Directions
Scan the data below for the string "Cullompton". Copy every line where it appears.

Data supplied
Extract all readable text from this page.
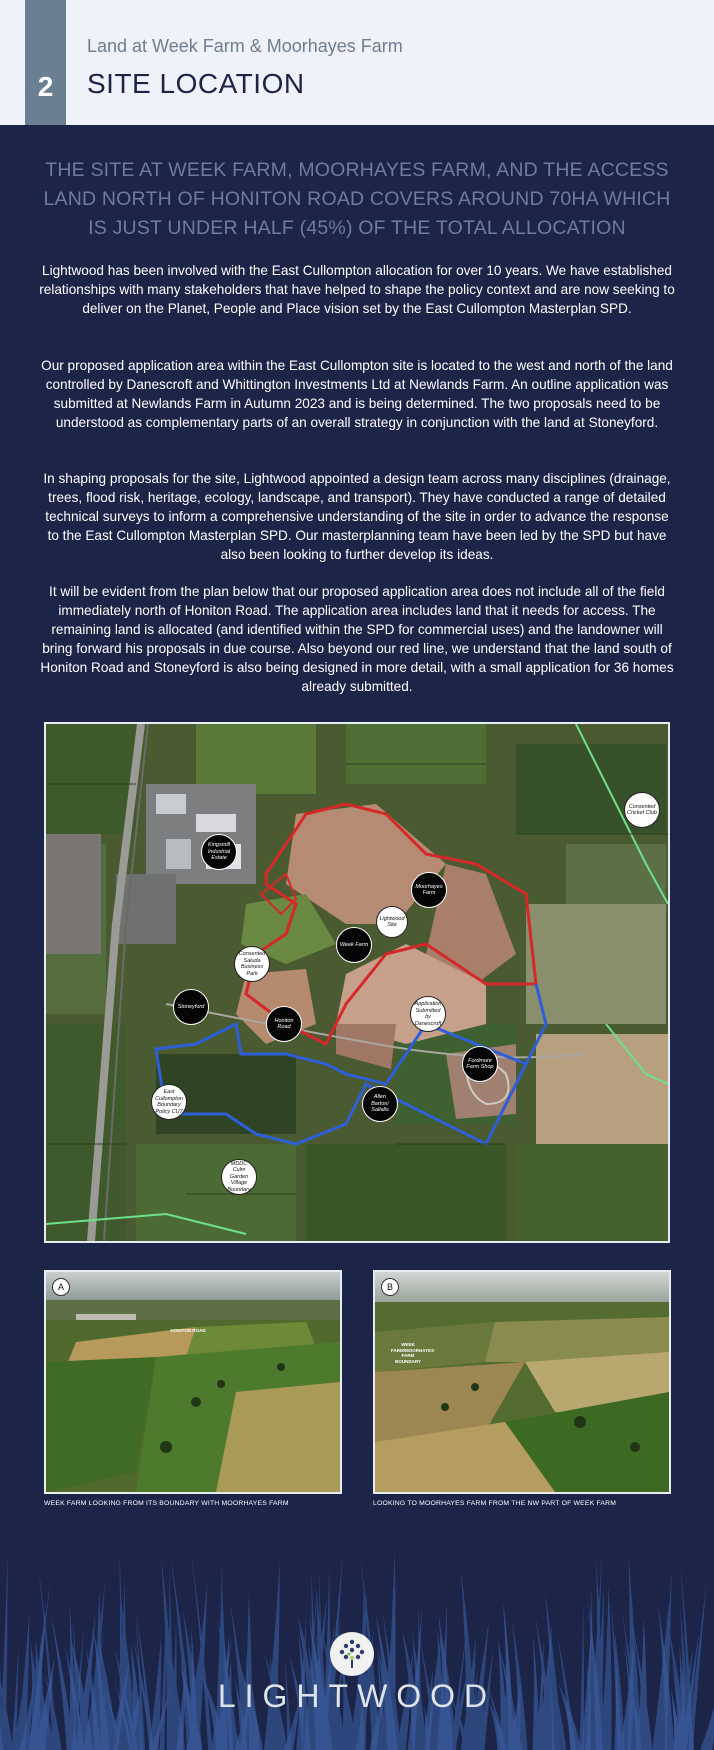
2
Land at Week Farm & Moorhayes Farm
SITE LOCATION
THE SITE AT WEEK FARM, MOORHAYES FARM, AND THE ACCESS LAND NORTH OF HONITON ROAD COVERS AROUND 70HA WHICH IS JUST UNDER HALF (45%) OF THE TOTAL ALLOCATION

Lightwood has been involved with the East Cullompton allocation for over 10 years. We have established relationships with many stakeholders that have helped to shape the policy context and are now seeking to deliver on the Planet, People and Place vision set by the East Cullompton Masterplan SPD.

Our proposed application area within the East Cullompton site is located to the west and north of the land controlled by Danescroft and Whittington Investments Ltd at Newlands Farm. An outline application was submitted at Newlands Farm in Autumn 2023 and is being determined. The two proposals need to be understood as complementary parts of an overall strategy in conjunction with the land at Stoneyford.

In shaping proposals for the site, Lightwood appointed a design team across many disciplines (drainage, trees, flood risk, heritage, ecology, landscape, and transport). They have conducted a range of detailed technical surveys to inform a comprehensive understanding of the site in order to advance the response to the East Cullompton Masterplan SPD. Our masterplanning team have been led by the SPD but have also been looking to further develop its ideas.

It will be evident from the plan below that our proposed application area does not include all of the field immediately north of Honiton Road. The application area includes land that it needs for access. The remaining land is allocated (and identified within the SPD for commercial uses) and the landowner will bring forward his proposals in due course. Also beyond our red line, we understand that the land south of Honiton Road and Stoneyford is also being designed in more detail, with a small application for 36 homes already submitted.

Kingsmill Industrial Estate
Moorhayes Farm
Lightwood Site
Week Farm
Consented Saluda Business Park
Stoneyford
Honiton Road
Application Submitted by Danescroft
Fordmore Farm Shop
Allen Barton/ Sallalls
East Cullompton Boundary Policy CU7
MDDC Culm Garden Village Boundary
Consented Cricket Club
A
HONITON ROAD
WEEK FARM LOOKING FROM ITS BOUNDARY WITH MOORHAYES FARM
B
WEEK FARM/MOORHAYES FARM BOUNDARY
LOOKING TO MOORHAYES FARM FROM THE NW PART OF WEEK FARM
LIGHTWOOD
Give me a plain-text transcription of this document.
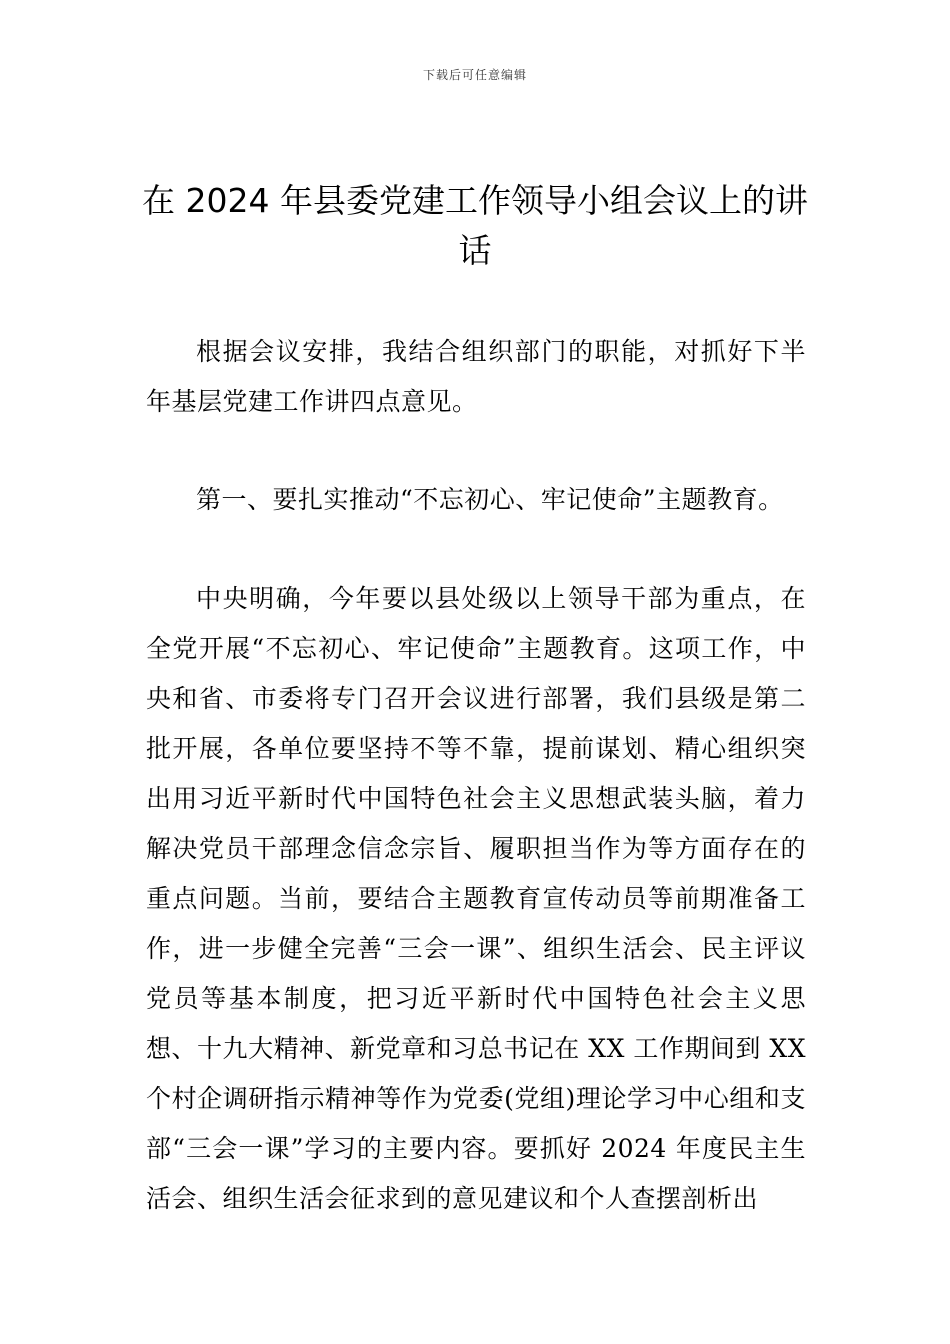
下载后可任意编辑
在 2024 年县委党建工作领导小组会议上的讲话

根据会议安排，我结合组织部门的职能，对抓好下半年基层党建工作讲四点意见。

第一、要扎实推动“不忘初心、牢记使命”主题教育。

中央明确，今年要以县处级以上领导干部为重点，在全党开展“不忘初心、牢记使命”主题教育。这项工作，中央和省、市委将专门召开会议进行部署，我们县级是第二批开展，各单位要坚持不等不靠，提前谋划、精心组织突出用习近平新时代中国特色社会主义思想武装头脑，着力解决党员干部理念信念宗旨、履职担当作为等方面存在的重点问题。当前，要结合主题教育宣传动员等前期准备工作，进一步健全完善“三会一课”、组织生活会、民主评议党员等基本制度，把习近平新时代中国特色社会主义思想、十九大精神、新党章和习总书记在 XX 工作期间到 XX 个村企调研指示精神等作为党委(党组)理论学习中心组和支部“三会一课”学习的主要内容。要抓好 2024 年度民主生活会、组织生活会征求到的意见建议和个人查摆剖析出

Answer
Lightwood has been involved with the East Cullompton allocation for over 10 years. We have established relationships with many stakeholders that have helped to shape the policy context and are now seeking to deliver on the Planet, People and Place vision set by the East Cullompton Masterplan SPD.
Our proposed application area within the East Cullompton site is located to the west and north of the land controlled by Danescroft and Whittington Investments Ltd at Newlands Farm. An outline application was submitted at Newlands Farm in Autumn 2023 and is being determined. The two proposals need to be understood as complementary parts of an overall strategy in conjunction with the land at Stoneyford.
In shaping proposals for the site, Lightwood appointed a design team across many disciplines (drainage, trees, flood risk, heritage, ecology, landscape, and transport). They have conducted a range of detailed technical surveys to inform a comprehensive understanding of the site in order to advance the response to the East Cullompton Masterplan SPD. Our masterplanning team have been led by the SPD but have also been looking to further develop its ideas.
East Cullompton Boundary Policy CU7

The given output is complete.